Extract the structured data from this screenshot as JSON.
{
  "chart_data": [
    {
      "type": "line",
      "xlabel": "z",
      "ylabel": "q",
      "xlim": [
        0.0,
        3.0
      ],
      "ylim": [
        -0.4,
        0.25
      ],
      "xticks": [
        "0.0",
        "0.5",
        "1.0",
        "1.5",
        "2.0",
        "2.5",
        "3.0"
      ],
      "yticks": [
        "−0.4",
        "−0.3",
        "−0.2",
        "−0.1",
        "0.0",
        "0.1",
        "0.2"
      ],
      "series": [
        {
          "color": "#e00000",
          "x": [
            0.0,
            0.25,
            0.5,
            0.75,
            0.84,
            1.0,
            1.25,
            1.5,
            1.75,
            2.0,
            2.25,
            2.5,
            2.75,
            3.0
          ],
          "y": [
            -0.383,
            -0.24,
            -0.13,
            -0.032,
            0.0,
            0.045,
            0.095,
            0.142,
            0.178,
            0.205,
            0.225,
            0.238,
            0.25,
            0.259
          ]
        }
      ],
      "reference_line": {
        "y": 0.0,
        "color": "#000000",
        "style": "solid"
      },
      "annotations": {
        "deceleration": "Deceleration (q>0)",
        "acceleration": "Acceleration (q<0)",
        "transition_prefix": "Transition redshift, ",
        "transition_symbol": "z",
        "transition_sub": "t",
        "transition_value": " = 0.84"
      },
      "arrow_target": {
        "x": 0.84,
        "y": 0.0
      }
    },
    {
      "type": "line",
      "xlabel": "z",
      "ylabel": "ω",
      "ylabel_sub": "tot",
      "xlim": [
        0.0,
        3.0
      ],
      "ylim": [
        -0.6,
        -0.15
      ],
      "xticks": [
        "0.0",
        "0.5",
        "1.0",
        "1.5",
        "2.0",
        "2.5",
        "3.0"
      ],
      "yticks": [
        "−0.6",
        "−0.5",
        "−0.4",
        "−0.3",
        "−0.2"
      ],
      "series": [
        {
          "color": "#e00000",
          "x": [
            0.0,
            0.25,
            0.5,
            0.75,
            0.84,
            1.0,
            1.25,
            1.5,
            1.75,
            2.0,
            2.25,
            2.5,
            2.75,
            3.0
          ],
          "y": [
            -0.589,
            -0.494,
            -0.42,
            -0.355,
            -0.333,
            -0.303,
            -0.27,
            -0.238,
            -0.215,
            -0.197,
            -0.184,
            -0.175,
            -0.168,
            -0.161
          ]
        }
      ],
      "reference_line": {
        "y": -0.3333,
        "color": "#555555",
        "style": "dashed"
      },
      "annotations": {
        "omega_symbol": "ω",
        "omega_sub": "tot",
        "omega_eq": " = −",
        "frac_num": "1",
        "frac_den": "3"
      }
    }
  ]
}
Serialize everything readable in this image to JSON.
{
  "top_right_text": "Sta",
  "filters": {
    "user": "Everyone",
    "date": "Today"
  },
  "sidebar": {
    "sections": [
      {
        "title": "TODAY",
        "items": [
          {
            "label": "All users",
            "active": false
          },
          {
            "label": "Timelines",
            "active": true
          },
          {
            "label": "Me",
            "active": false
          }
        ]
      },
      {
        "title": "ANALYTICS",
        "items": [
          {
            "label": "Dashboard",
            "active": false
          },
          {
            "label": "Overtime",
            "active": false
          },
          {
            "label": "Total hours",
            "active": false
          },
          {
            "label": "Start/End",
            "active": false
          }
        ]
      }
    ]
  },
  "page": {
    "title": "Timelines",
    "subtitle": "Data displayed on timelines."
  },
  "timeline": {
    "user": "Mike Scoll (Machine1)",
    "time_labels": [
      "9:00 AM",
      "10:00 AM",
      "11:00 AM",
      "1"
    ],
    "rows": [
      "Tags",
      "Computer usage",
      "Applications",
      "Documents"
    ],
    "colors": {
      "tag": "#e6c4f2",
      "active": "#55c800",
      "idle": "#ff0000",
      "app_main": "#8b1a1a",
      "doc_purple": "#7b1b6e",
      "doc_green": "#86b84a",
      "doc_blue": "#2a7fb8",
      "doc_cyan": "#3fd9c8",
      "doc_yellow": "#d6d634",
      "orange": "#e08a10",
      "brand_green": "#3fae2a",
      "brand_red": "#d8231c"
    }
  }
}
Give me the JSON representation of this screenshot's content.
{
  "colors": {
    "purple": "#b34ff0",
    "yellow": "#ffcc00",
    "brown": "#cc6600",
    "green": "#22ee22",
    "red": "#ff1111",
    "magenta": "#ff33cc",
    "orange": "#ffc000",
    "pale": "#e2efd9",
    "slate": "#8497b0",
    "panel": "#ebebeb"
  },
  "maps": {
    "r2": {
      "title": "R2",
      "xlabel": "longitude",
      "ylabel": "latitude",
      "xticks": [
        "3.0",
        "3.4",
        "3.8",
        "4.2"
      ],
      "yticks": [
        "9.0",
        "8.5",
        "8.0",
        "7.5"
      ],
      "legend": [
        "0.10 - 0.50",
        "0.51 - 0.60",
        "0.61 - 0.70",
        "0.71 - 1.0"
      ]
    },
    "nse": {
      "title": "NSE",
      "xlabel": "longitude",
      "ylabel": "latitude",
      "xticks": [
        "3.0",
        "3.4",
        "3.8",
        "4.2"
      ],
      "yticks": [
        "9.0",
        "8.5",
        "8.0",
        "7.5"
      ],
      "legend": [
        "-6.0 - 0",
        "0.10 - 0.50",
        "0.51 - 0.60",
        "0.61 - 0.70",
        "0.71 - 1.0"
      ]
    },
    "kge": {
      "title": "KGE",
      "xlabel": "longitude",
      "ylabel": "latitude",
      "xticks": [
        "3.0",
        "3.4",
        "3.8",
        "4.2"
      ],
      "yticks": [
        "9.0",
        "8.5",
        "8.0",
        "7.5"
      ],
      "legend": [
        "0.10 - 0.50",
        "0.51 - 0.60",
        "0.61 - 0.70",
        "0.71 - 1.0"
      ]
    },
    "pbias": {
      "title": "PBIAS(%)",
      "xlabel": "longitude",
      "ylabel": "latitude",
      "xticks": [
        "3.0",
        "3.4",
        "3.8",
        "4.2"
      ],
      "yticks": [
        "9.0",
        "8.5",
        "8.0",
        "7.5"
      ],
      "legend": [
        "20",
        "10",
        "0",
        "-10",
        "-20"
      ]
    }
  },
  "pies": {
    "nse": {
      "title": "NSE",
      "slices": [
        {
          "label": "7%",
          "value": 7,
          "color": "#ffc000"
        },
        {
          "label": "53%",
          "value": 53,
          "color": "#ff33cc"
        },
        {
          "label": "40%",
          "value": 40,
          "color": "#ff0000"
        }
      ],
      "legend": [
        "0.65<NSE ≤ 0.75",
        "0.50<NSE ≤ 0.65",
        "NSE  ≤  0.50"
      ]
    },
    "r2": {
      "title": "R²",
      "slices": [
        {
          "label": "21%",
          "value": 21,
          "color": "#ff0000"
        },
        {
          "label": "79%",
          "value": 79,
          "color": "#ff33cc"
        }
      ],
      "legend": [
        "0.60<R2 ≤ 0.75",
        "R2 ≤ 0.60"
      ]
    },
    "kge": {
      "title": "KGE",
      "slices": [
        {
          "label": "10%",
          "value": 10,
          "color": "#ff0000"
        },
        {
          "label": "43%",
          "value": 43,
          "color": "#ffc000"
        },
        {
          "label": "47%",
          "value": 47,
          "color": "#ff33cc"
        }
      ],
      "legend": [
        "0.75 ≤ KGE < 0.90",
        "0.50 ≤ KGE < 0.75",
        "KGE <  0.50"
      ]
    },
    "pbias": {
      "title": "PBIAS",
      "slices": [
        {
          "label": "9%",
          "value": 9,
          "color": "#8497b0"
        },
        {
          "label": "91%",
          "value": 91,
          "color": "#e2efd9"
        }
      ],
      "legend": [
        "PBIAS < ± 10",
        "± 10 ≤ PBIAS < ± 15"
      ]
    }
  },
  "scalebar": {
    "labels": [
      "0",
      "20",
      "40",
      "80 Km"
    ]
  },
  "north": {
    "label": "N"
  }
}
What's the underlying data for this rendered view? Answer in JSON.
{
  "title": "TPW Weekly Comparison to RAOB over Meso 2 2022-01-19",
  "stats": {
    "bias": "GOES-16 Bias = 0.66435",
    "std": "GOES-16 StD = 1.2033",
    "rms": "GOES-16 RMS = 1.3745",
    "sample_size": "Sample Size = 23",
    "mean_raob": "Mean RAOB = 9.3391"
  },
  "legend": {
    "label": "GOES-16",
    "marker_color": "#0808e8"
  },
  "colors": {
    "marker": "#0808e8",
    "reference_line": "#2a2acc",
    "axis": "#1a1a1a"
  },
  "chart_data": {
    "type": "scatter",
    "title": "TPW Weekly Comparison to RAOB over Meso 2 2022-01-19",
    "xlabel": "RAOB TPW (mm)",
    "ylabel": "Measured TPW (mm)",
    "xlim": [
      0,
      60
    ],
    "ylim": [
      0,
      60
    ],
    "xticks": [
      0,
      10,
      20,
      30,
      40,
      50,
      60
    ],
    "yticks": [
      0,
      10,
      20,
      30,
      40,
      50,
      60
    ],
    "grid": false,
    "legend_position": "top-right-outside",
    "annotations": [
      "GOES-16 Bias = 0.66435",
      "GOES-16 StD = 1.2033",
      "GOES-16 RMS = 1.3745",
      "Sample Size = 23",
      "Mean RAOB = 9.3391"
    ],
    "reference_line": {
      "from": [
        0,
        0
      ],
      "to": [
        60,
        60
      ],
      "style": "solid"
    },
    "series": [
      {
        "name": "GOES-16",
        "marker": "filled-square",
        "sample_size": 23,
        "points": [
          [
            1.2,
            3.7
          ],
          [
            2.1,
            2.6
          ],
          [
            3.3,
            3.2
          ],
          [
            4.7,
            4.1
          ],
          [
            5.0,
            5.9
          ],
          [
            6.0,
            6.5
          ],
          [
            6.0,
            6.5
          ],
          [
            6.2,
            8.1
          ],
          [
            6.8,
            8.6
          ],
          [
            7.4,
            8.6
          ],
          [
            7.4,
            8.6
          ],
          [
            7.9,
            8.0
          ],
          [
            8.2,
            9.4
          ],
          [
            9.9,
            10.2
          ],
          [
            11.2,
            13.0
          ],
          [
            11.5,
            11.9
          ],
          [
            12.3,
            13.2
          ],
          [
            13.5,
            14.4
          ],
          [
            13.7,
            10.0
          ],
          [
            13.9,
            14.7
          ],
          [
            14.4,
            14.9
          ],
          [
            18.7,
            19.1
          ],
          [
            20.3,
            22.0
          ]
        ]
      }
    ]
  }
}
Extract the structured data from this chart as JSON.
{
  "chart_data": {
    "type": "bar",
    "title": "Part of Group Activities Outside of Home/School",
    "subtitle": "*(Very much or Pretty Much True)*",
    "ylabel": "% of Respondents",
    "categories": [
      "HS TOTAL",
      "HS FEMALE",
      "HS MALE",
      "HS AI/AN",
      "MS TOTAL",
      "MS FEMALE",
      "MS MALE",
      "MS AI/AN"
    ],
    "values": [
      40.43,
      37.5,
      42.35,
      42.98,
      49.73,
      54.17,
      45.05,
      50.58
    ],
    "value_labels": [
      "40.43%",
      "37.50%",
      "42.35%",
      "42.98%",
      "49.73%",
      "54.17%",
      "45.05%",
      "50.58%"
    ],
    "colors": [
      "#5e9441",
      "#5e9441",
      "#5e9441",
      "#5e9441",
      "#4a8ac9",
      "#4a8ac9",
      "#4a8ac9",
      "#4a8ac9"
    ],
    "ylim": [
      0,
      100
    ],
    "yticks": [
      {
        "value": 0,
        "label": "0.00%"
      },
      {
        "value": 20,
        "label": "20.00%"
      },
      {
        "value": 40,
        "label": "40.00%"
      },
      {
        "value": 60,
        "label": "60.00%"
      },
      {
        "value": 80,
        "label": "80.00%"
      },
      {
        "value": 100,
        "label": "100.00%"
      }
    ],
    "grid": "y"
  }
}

*PROBLEM TO WORK ON:* Check each line of the listing above for the string "RAOB", then report only how many lines have it.

*CORRECT OUTPUT:* 5